(Records from a dataset)

++++++++++++++++++++

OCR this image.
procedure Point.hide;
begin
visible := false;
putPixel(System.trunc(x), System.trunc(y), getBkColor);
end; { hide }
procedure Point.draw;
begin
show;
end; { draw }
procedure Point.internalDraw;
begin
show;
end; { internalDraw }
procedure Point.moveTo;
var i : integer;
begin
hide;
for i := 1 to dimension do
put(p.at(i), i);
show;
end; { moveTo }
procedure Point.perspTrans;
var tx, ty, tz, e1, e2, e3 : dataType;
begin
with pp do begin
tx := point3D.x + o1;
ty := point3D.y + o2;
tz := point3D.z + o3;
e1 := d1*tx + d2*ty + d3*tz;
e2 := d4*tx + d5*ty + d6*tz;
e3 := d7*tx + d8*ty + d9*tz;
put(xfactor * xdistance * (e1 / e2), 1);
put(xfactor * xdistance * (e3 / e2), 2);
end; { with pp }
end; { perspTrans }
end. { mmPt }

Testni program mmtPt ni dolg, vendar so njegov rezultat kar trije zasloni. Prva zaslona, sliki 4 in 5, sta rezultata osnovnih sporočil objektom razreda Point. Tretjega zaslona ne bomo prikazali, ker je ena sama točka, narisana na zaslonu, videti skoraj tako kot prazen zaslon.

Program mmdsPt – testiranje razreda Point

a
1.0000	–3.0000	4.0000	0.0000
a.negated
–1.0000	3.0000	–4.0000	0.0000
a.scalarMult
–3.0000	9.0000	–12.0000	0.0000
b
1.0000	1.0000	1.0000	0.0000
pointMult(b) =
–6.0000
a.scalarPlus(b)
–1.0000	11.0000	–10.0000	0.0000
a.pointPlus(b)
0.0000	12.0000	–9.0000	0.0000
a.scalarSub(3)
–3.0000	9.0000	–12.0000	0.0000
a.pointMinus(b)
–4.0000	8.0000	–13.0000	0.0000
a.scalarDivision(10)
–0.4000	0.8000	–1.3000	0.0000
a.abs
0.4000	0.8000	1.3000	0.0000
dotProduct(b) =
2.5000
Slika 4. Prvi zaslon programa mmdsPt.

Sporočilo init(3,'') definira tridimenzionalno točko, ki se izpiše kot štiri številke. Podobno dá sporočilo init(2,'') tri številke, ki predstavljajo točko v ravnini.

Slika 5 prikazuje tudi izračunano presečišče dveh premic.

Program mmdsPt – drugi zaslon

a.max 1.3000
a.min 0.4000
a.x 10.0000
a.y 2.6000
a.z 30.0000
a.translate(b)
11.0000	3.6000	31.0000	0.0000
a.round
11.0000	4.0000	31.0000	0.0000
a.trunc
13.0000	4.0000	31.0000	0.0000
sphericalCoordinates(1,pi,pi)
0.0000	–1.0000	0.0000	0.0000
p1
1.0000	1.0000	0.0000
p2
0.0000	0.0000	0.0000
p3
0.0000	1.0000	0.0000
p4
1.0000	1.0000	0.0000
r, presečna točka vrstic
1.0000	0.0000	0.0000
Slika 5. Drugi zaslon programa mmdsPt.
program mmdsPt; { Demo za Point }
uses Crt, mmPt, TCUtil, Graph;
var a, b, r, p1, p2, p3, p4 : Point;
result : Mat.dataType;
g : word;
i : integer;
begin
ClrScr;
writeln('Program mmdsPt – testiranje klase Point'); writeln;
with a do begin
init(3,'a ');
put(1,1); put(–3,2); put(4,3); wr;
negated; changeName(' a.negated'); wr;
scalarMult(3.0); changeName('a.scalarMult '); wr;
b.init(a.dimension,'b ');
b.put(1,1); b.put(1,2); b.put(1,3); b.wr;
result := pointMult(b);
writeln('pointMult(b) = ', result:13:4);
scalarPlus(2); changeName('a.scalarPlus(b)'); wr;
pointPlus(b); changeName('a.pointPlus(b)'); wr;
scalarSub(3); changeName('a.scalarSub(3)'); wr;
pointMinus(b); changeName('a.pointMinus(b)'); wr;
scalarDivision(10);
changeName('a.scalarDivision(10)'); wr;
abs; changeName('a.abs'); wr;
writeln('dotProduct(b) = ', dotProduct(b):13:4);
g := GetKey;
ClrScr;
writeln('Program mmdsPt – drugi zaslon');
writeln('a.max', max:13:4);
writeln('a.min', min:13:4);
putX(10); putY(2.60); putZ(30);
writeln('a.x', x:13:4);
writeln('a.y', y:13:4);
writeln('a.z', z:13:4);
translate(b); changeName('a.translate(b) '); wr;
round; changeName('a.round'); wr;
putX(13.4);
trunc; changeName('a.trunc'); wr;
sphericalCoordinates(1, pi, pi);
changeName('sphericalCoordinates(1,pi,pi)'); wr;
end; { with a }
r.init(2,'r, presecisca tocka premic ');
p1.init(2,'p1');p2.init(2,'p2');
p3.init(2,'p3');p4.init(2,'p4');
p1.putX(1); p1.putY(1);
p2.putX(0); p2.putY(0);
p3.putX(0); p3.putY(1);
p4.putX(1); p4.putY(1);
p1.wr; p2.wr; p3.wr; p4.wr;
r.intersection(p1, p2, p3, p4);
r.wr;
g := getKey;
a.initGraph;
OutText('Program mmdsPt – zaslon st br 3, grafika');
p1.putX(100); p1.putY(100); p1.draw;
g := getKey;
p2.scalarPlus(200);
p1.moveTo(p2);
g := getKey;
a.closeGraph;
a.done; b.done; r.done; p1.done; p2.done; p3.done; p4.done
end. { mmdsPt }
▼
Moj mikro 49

++++++++++++++++++++

Write out each line of the data that holds the string "perspTrans".

procedure Point.perspTrans;
end; { perspTrans }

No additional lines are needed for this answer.